### Provided entries
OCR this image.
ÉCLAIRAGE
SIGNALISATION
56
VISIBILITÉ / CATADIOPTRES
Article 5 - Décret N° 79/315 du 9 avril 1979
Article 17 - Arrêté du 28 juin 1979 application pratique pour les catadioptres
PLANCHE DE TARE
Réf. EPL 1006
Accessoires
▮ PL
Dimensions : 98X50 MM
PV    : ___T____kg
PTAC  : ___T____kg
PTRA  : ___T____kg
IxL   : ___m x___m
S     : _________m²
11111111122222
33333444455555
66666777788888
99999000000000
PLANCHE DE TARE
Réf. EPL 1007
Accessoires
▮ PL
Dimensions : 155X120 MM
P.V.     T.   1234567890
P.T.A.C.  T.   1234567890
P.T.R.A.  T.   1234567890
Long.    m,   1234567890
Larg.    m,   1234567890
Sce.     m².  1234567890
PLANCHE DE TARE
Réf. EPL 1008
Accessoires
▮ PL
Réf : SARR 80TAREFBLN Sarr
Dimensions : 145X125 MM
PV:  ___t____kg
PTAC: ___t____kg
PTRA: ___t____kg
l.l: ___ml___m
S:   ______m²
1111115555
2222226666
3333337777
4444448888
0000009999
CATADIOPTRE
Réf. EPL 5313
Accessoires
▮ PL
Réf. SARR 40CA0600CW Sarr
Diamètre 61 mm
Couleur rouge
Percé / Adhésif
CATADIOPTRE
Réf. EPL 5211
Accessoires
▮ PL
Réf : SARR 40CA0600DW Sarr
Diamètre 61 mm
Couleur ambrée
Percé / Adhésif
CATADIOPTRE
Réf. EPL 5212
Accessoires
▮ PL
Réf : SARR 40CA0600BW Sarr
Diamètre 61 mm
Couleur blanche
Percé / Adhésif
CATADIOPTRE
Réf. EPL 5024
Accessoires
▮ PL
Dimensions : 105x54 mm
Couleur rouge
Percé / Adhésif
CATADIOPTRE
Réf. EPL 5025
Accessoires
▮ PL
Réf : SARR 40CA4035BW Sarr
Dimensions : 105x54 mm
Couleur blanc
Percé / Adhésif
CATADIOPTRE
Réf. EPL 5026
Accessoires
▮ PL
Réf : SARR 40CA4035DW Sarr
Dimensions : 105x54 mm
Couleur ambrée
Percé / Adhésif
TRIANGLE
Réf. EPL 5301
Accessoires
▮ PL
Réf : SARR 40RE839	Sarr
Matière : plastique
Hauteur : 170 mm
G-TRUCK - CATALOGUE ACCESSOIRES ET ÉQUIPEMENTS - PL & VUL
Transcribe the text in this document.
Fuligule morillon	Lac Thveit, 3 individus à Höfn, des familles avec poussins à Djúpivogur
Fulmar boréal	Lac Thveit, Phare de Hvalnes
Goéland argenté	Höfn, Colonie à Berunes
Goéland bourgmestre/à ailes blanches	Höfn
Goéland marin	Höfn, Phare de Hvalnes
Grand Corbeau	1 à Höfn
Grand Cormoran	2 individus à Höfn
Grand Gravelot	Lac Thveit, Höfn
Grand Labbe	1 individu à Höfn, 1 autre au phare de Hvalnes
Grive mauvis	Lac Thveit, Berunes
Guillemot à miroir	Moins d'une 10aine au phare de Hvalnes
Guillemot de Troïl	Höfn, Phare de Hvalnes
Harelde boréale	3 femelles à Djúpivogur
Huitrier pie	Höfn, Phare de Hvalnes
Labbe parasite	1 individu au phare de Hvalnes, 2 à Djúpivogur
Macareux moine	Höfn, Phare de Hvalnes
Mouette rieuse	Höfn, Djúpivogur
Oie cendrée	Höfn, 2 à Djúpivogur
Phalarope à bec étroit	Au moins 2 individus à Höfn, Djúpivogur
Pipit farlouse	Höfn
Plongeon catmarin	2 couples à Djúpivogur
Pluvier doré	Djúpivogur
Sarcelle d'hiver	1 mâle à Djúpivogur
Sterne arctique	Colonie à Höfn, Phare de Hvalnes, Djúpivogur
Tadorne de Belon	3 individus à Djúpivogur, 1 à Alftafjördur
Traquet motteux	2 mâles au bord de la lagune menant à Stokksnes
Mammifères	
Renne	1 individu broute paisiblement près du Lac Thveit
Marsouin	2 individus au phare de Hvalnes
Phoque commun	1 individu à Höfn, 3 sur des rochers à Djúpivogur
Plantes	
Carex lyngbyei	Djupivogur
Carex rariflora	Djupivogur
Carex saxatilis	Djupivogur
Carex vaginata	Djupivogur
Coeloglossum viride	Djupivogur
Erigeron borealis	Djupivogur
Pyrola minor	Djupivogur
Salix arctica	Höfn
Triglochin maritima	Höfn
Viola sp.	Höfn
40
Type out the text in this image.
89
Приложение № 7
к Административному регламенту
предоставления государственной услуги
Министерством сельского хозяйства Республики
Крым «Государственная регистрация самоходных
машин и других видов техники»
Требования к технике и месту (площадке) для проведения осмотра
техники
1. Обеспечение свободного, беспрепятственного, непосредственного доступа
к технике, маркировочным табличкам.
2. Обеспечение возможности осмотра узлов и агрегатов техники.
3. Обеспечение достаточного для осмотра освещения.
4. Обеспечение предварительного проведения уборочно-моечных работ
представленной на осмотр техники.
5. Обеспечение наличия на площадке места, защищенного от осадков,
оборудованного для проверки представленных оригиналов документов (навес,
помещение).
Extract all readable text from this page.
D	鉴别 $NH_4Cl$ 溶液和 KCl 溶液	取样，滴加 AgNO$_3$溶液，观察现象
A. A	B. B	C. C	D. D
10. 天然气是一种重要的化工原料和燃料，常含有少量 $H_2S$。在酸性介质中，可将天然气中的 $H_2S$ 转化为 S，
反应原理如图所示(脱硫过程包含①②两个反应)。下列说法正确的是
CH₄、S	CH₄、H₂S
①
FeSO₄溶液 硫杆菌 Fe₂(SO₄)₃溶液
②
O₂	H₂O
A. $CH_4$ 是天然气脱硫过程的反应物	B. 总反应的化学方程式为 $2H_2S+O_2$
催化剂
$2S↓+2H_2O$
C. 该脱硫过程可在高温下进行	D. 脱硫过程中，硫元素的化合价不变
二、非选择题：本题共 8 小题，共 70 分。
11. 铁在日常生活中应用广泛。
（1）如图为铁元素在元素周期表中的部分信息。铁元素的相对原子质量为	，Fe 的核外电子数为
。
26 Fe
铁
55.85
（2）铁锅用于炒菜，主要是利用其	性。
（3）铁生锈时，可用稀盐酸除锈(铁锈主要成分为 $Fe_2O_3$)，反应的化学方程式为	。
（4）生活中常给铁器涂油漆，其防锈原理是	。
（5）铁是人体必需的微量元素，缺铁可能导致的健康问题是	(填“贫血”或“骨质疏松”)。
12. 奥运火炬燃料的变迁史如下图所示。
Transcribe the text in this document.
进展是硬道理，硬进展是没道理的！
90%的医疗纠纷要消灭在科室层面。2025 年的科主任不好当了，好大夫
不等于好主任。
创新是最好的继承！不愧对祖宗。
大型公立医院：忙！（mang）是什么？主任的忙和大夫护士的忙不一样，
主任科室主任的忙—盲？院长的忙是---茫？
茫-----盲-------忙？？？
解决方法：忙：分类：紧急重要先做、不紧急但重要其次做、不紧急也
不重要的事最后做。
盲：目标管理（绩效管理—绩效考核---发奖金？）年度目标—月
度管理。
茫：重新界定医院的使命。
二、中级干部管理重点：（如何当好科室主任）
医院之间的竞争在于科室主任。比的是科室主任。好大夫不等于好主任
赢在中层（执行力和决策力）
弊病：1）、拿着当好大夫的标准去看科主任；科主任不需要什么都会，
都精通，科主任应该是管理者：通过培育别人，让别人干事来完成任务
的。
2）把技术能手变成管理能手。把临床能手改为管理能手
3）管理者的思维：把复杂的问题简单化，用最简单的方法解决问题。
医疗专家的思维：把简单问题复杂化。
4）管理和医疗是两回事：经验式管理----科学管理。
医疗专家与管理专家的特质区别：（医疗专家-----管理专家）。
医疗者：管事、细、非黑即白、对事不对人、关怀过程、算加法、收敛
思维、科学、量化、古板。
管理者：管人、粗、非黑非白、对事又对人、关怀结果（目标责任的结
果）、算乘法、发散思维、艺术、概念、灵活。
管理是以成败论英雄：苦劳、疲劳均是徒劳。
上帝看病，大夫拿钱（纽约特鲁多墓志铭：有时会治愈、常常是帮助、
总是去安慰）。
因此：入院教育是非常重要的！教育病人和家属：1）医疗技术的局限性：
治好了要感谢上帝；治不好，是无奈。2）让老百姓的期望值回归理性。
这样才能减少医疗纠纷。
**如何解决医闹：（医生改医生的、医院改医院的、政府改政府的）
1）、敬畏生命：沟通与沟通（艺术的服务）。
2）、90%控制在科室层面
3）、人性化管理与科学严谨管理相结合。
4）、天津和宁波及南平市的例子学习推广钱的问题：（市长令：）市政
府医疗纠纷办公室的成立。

### Written instruction
Copy each line of the preceding data that contains the string "image".

### Response
OCR this image.
Type out the text in this image.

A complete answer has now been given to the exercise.